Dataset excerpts
= = = = = = =

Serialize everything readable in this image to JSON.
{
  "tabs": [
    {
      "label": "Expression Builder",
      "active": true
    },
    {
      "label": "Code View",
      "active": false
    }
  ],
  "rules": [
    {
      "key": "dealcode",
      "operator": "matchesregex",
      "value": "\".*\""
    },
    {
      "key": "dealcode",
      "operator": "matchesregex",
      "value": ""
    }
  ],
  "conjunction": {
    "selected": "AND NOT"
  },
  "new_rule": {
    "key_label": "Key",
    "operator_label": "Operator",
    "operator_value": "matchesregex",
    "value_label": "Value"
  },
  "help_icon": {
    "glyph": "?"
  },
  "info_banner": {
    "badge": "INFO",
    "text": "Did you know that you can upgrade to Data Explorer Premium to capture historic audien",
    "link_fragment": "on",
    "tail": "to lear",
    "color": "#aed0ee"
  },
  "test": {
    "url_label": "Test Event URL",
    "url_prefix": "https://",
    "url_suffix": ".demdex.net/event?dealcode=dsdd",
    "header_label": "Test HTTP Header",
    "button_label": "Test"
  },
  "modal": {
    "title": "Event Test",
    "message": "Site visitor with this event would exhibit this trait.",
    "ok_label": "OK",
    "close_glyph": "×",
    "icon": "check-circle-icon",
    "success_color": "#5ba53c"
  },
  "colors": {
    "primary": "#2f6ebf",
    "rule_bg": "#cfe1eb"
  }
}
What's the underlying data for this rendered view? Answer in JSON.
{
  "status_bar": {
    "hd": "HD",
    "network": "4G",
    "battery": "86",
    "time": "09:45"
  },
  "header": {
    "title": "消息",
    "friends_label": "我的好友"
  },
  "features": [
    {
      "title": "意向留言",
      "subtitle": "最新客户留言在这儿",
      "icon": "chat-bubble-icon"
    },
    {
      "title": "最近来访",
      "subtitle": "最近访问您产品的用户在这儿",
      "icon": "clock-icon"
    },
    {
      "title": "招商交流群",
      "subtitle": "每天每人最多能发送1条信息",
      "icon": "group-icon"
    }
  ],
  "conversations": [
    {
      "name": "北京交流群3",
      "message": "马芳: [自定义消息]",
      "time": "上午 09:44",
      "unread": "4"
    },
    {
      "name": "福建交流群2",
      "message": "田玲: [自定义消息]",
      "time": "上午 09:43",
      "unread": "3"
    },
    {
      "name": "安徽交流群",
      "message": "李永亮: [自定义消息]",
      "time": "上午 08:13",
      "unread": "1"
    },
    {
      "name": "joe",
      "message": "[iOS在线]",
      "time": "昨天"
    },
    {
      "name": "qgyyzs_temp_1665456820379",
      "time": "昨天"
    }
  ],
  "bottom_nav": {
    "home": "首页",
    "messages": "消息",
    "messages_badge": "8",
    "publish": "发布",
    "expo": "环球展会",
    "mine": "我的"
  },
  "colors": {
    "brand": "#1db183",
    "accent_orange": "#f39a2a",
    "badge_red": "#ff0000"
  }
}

= = = = = = =

*Instruction*: From the entries above, return each line with the word "name" in it.

*Result for this task*:
      "name": "北京交流群3",
      "name": "福建交流群2",
      "name": "安徽交流群",
      "name": "joe",
      "name": "qgyyzs_temp_1665456820379",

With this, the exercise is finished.